## EXERCISE REQUIREMENTS
Apart from the pictures, write out the records that follow exactly.

Top of DATA SECTION

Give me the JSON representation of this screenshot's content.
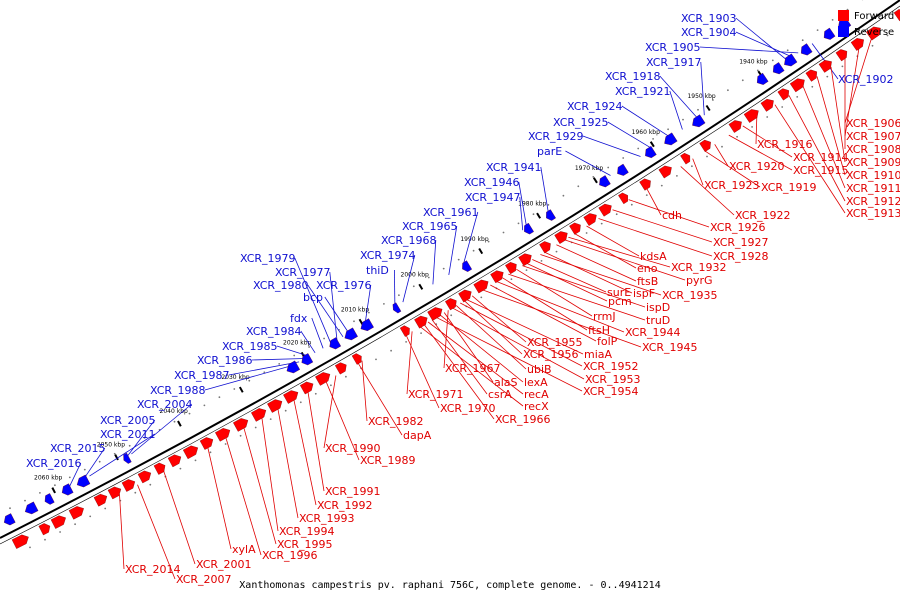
{
  "caption": "Xanthomonas campestris pv. raphani 756C, complete genome. - 0..4941214",
  "legend": [
    {
      "label": "Forward",
      "color": "#ff0000"
    },
    {
      "label": "Reverse",
      "color": "#0000ff"
    }
  ],
  "colors": {
    "forward": "#ff0000",
    "reverse": "#0000ff",
    "forward_line": "#e00000",
    "reverse_line": "#1010d0"
  },
  "kbp_ticks": [
    "1940 kbp",
    "1950 kbp",
    "1960 kbp",
    "1970 kbp",
    "1980 kbp",
    "1990 kbp",
    "2000 kbp",
    "2010 kbp",
    "2020 kbp",
    "2030 kbp",
    "2040 kbp",
    "2050 kbp",
    "2060 kbp"
  ],
  "reverse_labels": [
    "XCR_1903",
    "XCR_1904",
    "XCR_1905",
    "XCR_1917",
    "XCR_1918",
    "XCR_1921",
    "XCR_1924",
    "XCR_1925",
    "XCR_1929",
    "parE",
    "XCR_1941",
    "XCR_1946",
    "XCR_1947",
    "XCR_1961",
    "XCR_1965",
    "XCR_1968",
    "XCR_1974",
    "thiD",
    "XCR_1976",
    "XCR_1979",
    "XCR_1977",
    "XCR_1980",
    "bcp",
    "fdx",
    "XCR_1984",
    "XCR_1985",
    "XCR_1986",
    "XCR_1987",
    "XCR_1988",
    "XCR_2004",
    "XCR_2005",
    "XCR_2011",
    "XCR_2015",
    "XCR_2016",
    "XCR_1902"
  ],
  "forward_labels": [
    "XCR_1906",
    "XCR_1907",
    "XCR_1908",
    "XCR_1909",
    "XCR_1910",
    "XCR_1911",
    "XCR_1912",
    "XCR_1913",
    "XCR_1916",
    "XCR_1914",
    "XCR_1915",
    "XCR_1920",
    "XCR_1919",
    "XCR_1923",
    "XCR_1922",
    "cdh",
    "XCR_1926",
    "XCR_1927",
    "XCR_1928",
    "kdsA",
    "eno",
    "XCR_1932",
    "pyrG",
    "ftsB",
    "ispF",
    "XCR_1935",
    "surE",
    "pcm",
    "ispD",
    "rrmJ",
    "truD",
    "ftsH",
    "XCR_1944",
    "folP",
    "XCR_1945",
    "XCR_1955",
    "miaA",
    "XCR_1956",
    "XCR_1952",
    "ubiB",
    "XCR_1953",
    "XCR_1967",
    "alaS",
    "lexA",
    "XCR_1954",
    "csrA",
    "recA",
    "XCR_1971",
    "XCR_1970",
    "recX",
    "XCR_1966",
    "XCR_1982",
    "dapA",
    "XCR_1990",
    "XCR_1989",
    "XCR_1991",
    "XCR_1992",
    "XCR_1993",
    "XCR_1994",
    "XCR_1995",
    "XCR_1996",
    "xylA",
    "XCR_2001",
    "XCR_2014",
    "XCR_2007"
  ]
}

Bottom of DATA SECTION

## ANSWER SECTION
Give me the JSON representation of this screenshot's content.
{
  "caption": "Xanthomonas campestris pv. raphani 756C, complete genome. - 0..4941214",
  "legend": [
    {
      "label": "Forward",
      "color": "#ff0000"
    },
    {
      "label": "Reverse",
      "color": "#0000ff"
    }
  ],
  "colors": {
    "forward": "#ff0000",
    "reverse": "#0000ff",
    "forward_line": "#e00000",
    "reverse_line": "#1010d0"
  },
  "kbp_ticks": [
    "1940 kbp",
    "1950 kbp",
    "1960 kbp",
    "1970 kbp",
    "1980 kbp",
    "1990 kbp",
    "2000 kbp",
    "2010 kbp",
    "2020 kbp",
    "2030 kbp",
    "2040 kbp",
    "2050 kbp",
    "2060 kbp"
  ],
  "reverse_labels": [
    "XCR_1903",
    "XCR_1904",
    "XCR_1905",
    "XCR_1917",
    "XCR_1918",
    "XCR_1921",
    "XCR_1924",
    "XCR_1925",
    "XCR_1929",
    "parE",
    "XCR_1941",
    "XCR_1946",
    "XCR_1947",
    "XCR_1961",
    "XCR_1965",
    "XCR_1968",
    "XCR_1974",
    "thiD",
    "XCR_1976",
    "XCR_1979",
    "XCR_1977",
    "XCR_1980",
    "bcp",
    "fdx",
    "XCR_1984",
    "XCR_1985",
    "XCR_1986",
    "XCR_1987",
    "XCR_1988",
    "XCR_2004",
    "XCR_2005",
    "XCR_2011",
    "XCR_2015",
    "XCR_2016",
    "XCR_1902"
  ],
  "forward_labels": [
    "XCR_1906",
    "XCR_1907",
    "XCR_1908",
    "XCR_1909",
    "XCR_1910",
    "XCR_1911",
    "XCR_1912",
    "XCR_1913",
    "XCR_1916",
    "XCR_1914",
    "XCR_1915",
    "XCR_1920",
    "XCR_1919",
    "XCR_1923",
    "XCR_1922",
    "cdh",
    "XCR_1926",
    "XCR_1927",
    "XCR_1928",
    "kdsA",
    "eno",
    "XCR_1932",
    "pyrG",
    "ftsB",
    "ispF",
    "XCR_1935",
    "surE",
    "pcm",
    "ispD",
    "rrmJ",
    "truD",
    "ftsH",
    "XCR_1944",
    "folP",
    "XCR_1945",
    "XCR_1955",
    "miaA",
    "XCR_1956",
    "XCR_1952",
    "ubiB",
    "XCR_1953",
    "XCR_1967",
    "alaS",
    "lexA",
    "XCR_1954",
    "csrA",
    "recA",
    "XCR_1971",
    "XCR_1970",
    "recX",
    "XCR_1966",
    "XCR_1982",
    "dapA",
    "XCR_1990",
    "XCR_1989",
    "XCR_1991",
    "XCR_1992",
    "XCR_1993",
    "XCR_1994",
    "XCR_1995",
    "XCR_1996",
    "xylA",
    "XCR_2001",
    "XCR_2014",
    "XCR_2007"
  ]
}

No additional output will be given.